■ To be done
**A)** From the TBX-B&D Elite Series thread, list each number of days remaining that is given in its countdown posts.
**B)** According to the TBX-B&D Elite Series thread, what share of anglers from each division will advance to the fish off?
**C)** Output the portion of the TBX-B&D Elite Series thread between "The top 40%" and "you next Saturday.", inclusive.

■ Text passage
>> Begin

# TBX-B&D Elite Series



## go ike (Feb 13, 2013)

I am running a new elite division for Teambassxtreme...Its the B&D Division...it rotates between Buckeye Lake and Dillon Reservoir...memberships are now open...you can access it thru the TBX webpage...hope to see you on the water...first tournament is March 30 at Buckeye Lake

Chad Mickey


----------



## go ike (Feb 13, 2013)

We have about 33 days til the first B&D elite series tournament on Buckeye Lake...lets get those membership #'s up!!! March 30th Buckeye Lake...State Route 79 ramp.


----------



## go ike (Feb 13, 2013)

23 days til the first tourny at Buckeye Lake...I want to get as many anglers as possible...especially from the Muskingum County and Perry County...if you have any questions check out teambassxtreme.com or contact me Chad Mickey @614-506-4820.


----------



## go ike (Feb 13, 2013)

17 days....


----------



## dillon basser (Feb 1, 2011)

Will the fish off for the b&d at the end of the year be between the guys in this series or are you going to lump all the winners from each divison winners togeather and fish some far away lake, like rocky fork, lake eriee or tappan?


----------



## Phil Carver (Apr 5, 2004)

The top 40% from each division will advance to the same fish off. The location is still in the works.


----------



## go ike (Feb 13, 2013)

8 days left...get those memberships and fees paid...you don't want to be hit with a surcharge...see you next Saturday.


----------



## go ike (Feb 13, 2013)

4 days left...water level still pretty low and no courtesy docks are out but we are ready to go...see everyone on saturday morning!!


----------

>> End

■ Collected data
>> Begin

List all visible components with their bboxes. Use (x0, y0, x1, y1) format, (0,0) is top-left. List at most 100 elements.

>> End

■ Task-by-task answers
**A)** 33, 23, 17, 8, 4

**B)** The top 40% from each division.

**C)**
The top 40% from each division will advance to the same fish off. The location is still in the works.


----------



## go ike (Feb 13, 2013)

8 days left...get those memberships and fees paid...you don't want to be hit with a surcharge...see you next Saturday.